Data rows –
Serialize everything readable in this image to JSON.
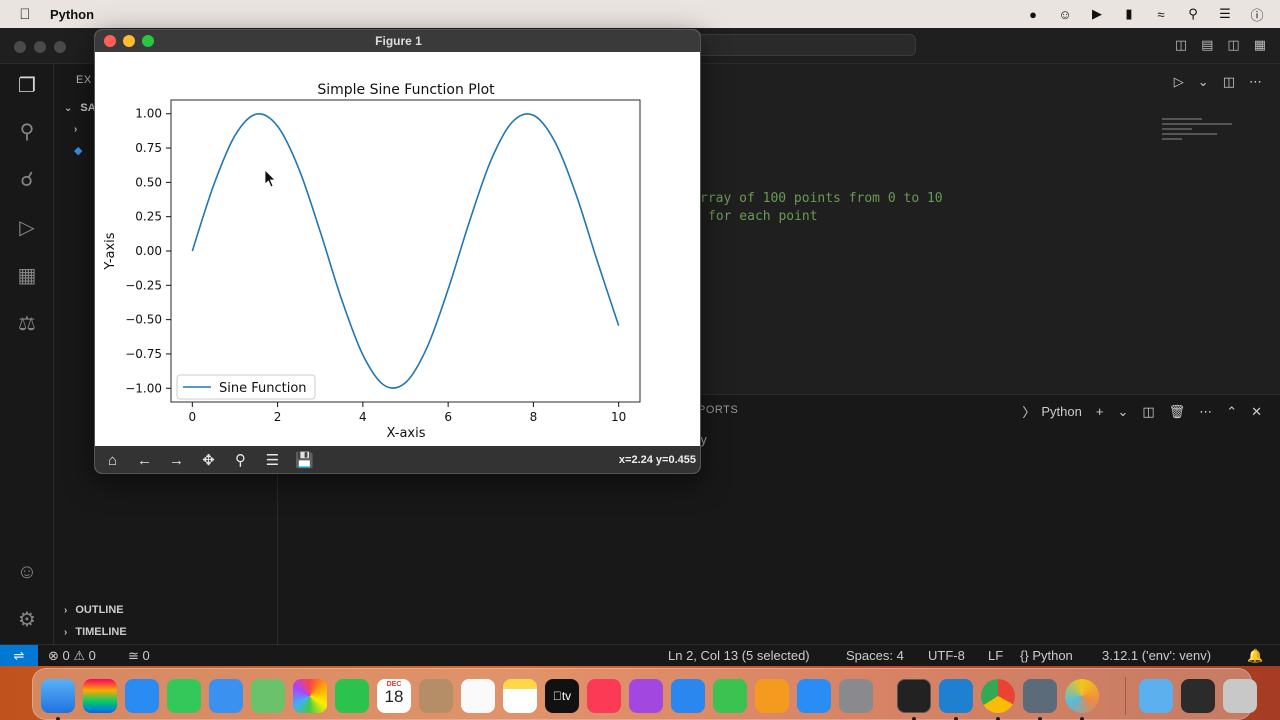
{
  "menubar": {
    "app_name": "Python"
  },
  "vscode": {
    "sidebar": {
      "header": "EX",
      "section_label": "SA",
      "outline": "OUTLINE",
      "timeline": "TIMELINE"
    },
    "editor": {
      "code_lines": [
        "rray of 100 points from 0 to 10",
        "for each point"
      ]
    },
    "panel": {
      "tab_label": "PORTS",
      "terminal_name": "Python",
      "terminal_text": "y"
    },
    "statusbar": {
      "errors": "0",
      "warnings": "0",
      "ports": "0",
      "cursor": "Ln 2, Col 13 (5 selected)",
      "spaces": "Spaces: 4",
      "encoding": "UTF-8",
      "eol": "LF",
      "language": "Python",
      "interpreter": "3.12.1 ('env': venv)"
    }
  },
  "dock": {
    "calendar_month": "DEC",
    "calendar_day": "18",
    "appletv_label": "tv"
  },
  "figure": {
    "window_title": "Figure 1",
    "coords": "x=2.24 y=0.455"
  },
  "chart_data": {
    "type": "line",
    "title": "Simple Sine Function Plot",
    "xlabel": "X-axis",
    "ylabel": "Y-axis",
    "xlim": [
      -0.5,
      10.5
    ],
    "ylim": [
      -1.1,
      1.1
    ],
    "xticks": [
      0,
      2,
      4,
      6,
      8,
      10
    ],
    "yticks": [
      -1.0,
      -0.75,
      -0.5,
      -0.25,
      0.0,
      0.25,
      0.5,
      0.75,
      1.0
    ],
    "ytick_labels": [
      "−1.00",
      "−0.75",
      "−0.50",
      "−0.25",
      "0.00",
      "0.25",
      "0.50",
      "0.75",
      "1.00"
    ],
    "xtick_labels": [
      "0",
      "2",
      "4",
      "6",
      "8",
      "10"
    ],
    "legend_placement": "lower-left",
    "grid": false,
    "series": [
      {
        "name": "Sine Function",
        "color": "#1f77b4",
        "x": [
          0,
          0.5,
          1,
          1.5,
          2,
          2.5,
          3,
          3.5,
          4,
          4.5,
          5,
          5.5,
          6,
          6.5,
          7,
          7.5,
          8,
          8.5,
          9,
          9.5,
          10
        ],
        "y": [
          0,
          0.479,
          0.841,
          0.997,
          0.909,
          0.598,
          0.141,
          -0.351,
          -0.757,
          -0.978,
          -0.959,
          -0.706,
          -0.279,
          0.215,
          0.657,
          0.938,
          0.989,
          0.798,
          0.412,
          -0.075,
          -0.544
        ]
      }
    ]
  }
}
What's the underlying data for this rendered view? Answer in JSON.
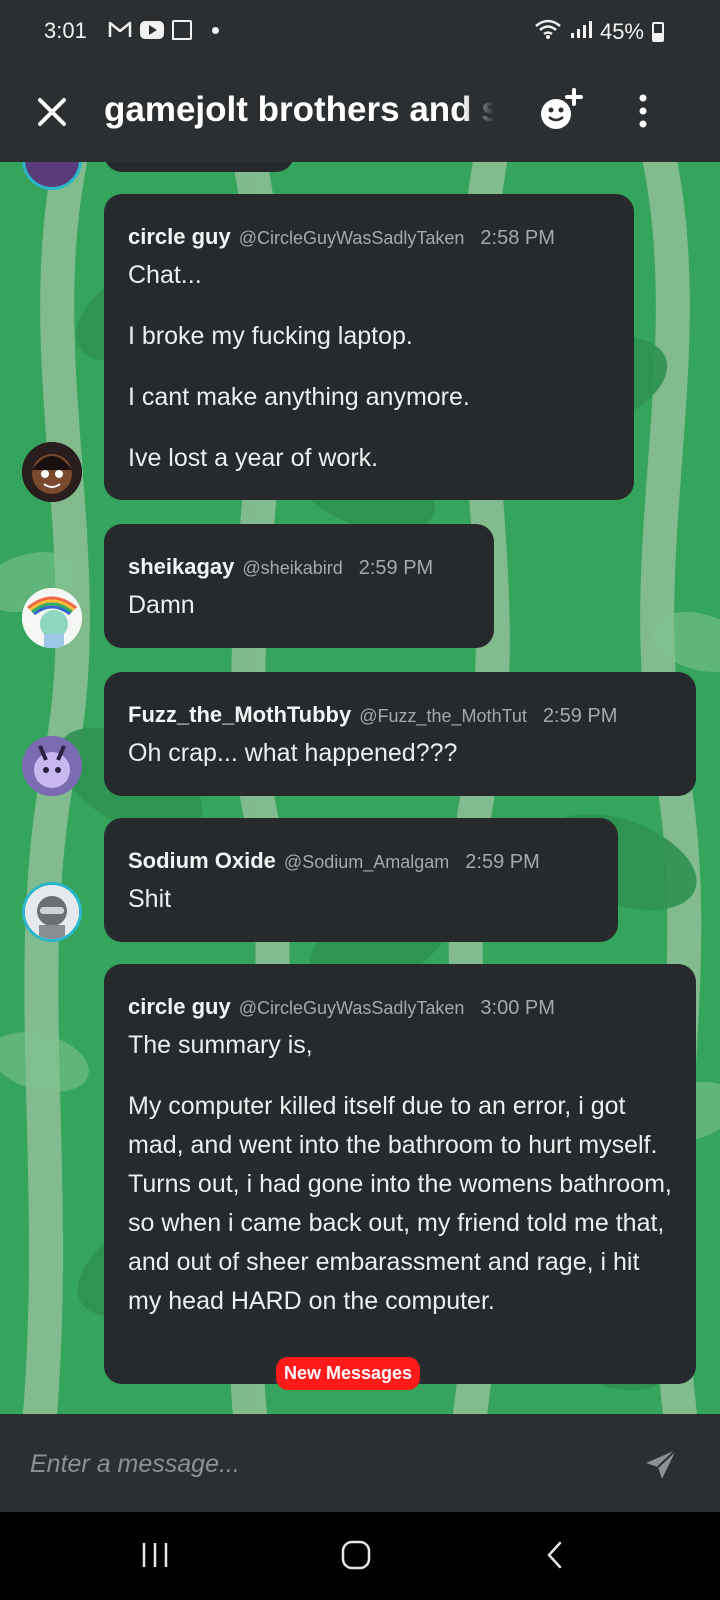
{
  "status_bar": {
    "time": "3:01",
    "battery": "45%",
    "app_icons": [
      "gmail-icon",
      "youtube-icon",
      "twitch-icon",
      "notification-dot-icon"
    ],
    "system_icons": [
      "wifi-icon",
      "signal-icon",
      "battery-icon"
    ]
  },
  "header": {
    "title": "gamejolt brothers and s",
    "icons": [
      "close-icon",
      "add-emoji-icon",
      "more-vertical-icon"
    ]
  },
  "messages": [
    {
      "author": "circle guy",
      "handle": "@CircleGuyWasSadlyTaken",
      "time": "2:58 PM",
      "lines": [
        "Chat...",
        "I broke my fucking laptop.",
        "I cant make anything anymore.",
        "Ive lost a year of work."
      ]
    },
    {
      "author": "sheikagay",
      "handle": "@sheikabird",
      "time": "2:59 PM",
      "lines": [
        "Damn"
      ]
    },
    {
      "author": "Fuzz_the_MothTubby",
      "handle": "@Fuzz_the_MothTut",
      "time": "2:59 PM",
      "lines": [
        "Oh crap... what happened???"
      ]
    },
    {
      "author": "Sodium Oxide",
      "handle": "@Sodium_Amalgam",
      "time": "2:59 PM",
      "lines": [
        "Shit"
      ]
    },
    {
      "author": "circle guy",
      "handle": "@CircleGuyWasSadlyTaken",
      "time": "3:00 PM",
      "lines": [
        "The summary is,",
        "My computer killed itself due to an error, i got mad, and went into the bathroom to hurt myself. Turns out, i had gone into the womens bathroom, so when i came back out, my friend told me that, and out of sheer embarassment and rage, i hit my head HARD on the computer."
      ]
    }
  ],
  "new_messages_badge": "New Messages",
  "composer": {
    "placeholder": "Enter a message..."
  },
  "colors": {
    "chat_background": "#33a35a",
    "bubble": "#262a2c",
    "header": "#2b2f31",
    "badge": "#ff1a1a"
  }
}
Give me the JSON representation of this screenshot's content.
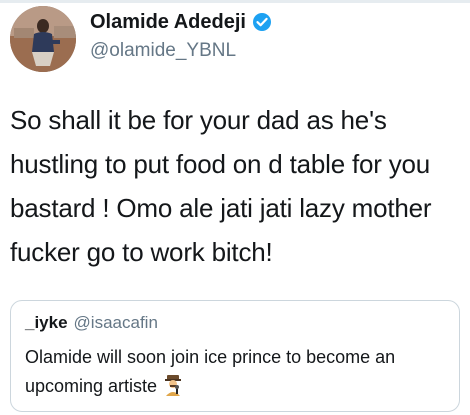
{
  "author": {
    "display_name": "Olamide Adedeji",
    "handle": "@olamide_YBNL",
    "verified": true,
    "avatar_icon": "profile-photo",
    "verified_icon": "verified-badge-icon",
    "verified_color": "#1da1f2"
  },
  "tweet": {
    "text": "So shall it be for your dad as he's\nhustling to put food on d table for you\nbastard ! Omo ale jati jati lazy mother\nfucker go to work bitch!"
  },
  "quoted_tweet": {
    "display_name": "_iyke",
    "handle": "@isaacafin",
    "text": "Olamide will soon join ice prince to become an upcoming artiste",
    "emoji_icon": "singer-emoji-icon"
  },
  "colors": {
    "text": "#14171a",
    "secondary": "#657786",
    "border": "#ccd6dd"
  }
}
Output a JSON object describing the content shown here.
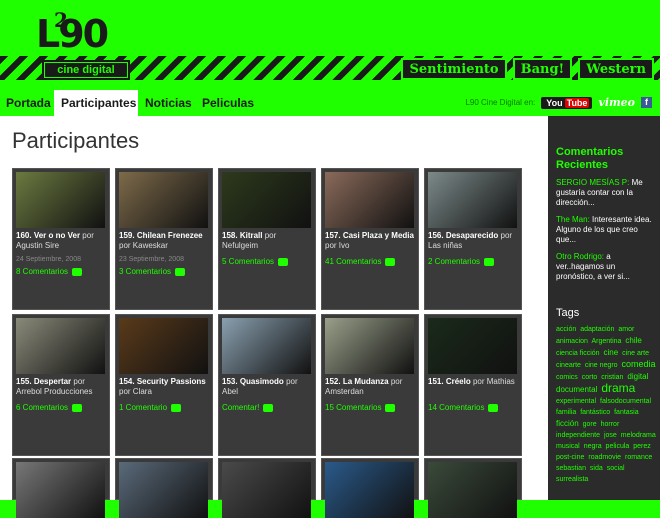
{
  "logo": {
    "main": "L90",
    "sup": "2",
    "sub": "cine digital"
  },
  "header_tabs": [
    "Sentimiento",
    "Bang!",
    "Western"
  ],
  "nav": {
    "items": [
      "Portada",
      "Participantes",
      "Noticias",
      "Peliculas"
    ],
    "active": "Participantes",
    "social_label": "L90 Cine Digital en:",
    "youtube": "You",
    "youtube2": "Tube",
    "vimeo": "vimeo",
    "facebook": "f"
  },
  "page_title": "Participantes",
  "cards": [
    {
      "num": "160.",
      "title": "Ver o no Ver",
      "by": "por",
      "author": "Agustin Sire",
      "date": "24 Septiembre, 2008",
      "comments": "8 Comentarios",
      "thumb": "#6b7a40"
    },
    {
      "num": "159.",
      "title": "Chilean Frenezee",
      "by": "por",
      "author": "Kaweskar",
      "date": "23 Septiembre, 2008",
      "comments": "3 Comentarios",
      "thumb": "#7d6a4a"
    },
    {
      "num": "158.",
      "title": "Kitrall",
      "by": "por",
      "author": "Nefulgeim",
      "date": "",
      "comments": "5 Comentarios",
      "thumb": "#2d3a1c"
    },
    {
      "num": "157.",
      "title": "Casi Plaza y Media",
      "by": "por",
      "author": "Ivo",
      "date": "",
      "comments": "41 Comentarios",
      "thumb": "#8a6a5a"
    },
    {
      "num": "156.",
      "title": "Desaparecido",
      "by": "por",
      "author": "Las niñas",
      "date": "",
      "comments": "2 Comentarios",
      "thumb": "#7c8a8a"
    },
    {
      "num": "155.",
      "title": "Despertar",
      "by": "por",
      "author": "Arrebol Producciones",
      "date": "",
      "comments": "6 Comentarios",
      "thumb": "#8a8a7a"
    },
    {
      "num": "154.",
      "title": "Security Passions",
      "by": "por",
      "author": "Clara",
      "date": "",
      "comments": "1 Comentario",
      "thumb": "#5a3a1a"
    },
    {
      "num": "153.",
      "title": "Quasimodo",
      "by": "por",
      "author": "Abel",
      "date": "",
      "comments": "Comentar!",
      "thumb": "#8aa0b0"
    },
    {
      "num": "152.",
      "title": "La Mudanza",
      "by": "por",
      "author": "Amsterdan",
      "date": "",
      "comments": "15 Comentarios",
      "thumb": "#9aa08a"
    },
    {
      "num": "151.",
      "title": "Créelo",
      "by": "por",
      "author": "Mathias",
      "date": "",
      "comments": "14 Comentarios",
      "thumb": "#1a2a1a"
    },
    {
      "thumb": "#777"
    },
    {
      "thumb": "#5a6a7a"
    },
    {
      "thumb": "#4a4a4a"
    },
    {
      "thumb": "#2a5a8a"
    },
    {
      "thumb": "#3a4a3a"
    }
  ],
  "sidebar": {
    "recent_title": "Comentarios Recientes",
    "comments": [
      {
        "who": "SERGIO MESÍAS P:",
        "text": "Me gustaría contar con la dirección..."
      },
      {
        "who": "The Man:",
        "text": "Interesante idea. Alguno de los que creo que..."
      },
      {
        "who": "Otro Rodrigo:",
        "text": "a ver..hagamos un pronóstico, a ver si..."
      }
    ],
    "tags_title": "Tags",
    "tags": [
      {
        "t": "acción",
        "s": 7
      },
      {
        "t": "adaptación",
        "s": 7
      },
      {
        "t": "amor",
        "s": 7
      },
      {
        "t": "animacion",
        "s": 7
      },
      {
        "t": "Argentina",
        "s": 7
      },
      {
        "t": "chile",
        "s": 8
      },
      {
        "t": "ciencia ficción",
        "s": 7
      },
      {
        "t": "cine",
        "s": 8
      },
      {
        "t": "cine arte",
        "s": 7
      },
      {
        "t": "cinearte",
        "s": 7
      },
      {
        "t": "cine negro",
        "s": 7
      },
      {
        "t": "comedia",
        "s": 9
      },
      {
        "t": "comics",
        "s": 7
      },
      {
        "t": "corto",
        "s": 7
      },
      {
        "t": "cristian",
        "s": 7
      },
      {
        "t": "digital",
        "s": 8
      },
      {
        "t": "documental",
        "s": 8
      },
      {
        "t": "drama",
        "s": 12
      },
      {
        "t": "experimental",
        "s": 7
      },
      {
        "t": "falsodocumental",
        "s": 7
      },
      {
        "t": "familia",
        "s": 7
      },
      {
        "t": "fantástico",
        "s": 7
      },
      {
        "t": "fantasia",
        "s": 7
      },
      {
        "t": "ficción",
        "s": 8
      },
      {
        "t": "gore",
        "s": 7
      },
      {
        "t": "horror",
        "s": 7
      },
      {
        "t": "independiente",
        "s": 7
      },
      {
        "t": "jose",
        "s": 7
      },
      {
        "t": "melodrama",
        "s": 7
      },
      {
        "t": "musical",
        "s": 7
      },
      {
        "t": "negra",
        "s": 7
      },
      {
        "t": "pelicula",
        "s": 7
      },
      {
        "t": "perez",
        "s": 7
      },
      {
        "t": "post-cine",
        "s": 7
      },
      {
        "t": "roadmovie",
        "s": 7
      },
      {
        "t": "romance",
        "s": 7
      },
      {
        "t": "sebastian",
        "s": 7
      },
      {
        "t": "sida",
        "s": 7
      },
      {
        "t": "social",
        "s": 7
      },
      {
        "t": "surrealista",
        "s": 7
      }
    ]
  }
}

Task directions – Of the lines in the data, how many contain the word "Comentarios"? Provide the number and nothing further.

Solution below – 9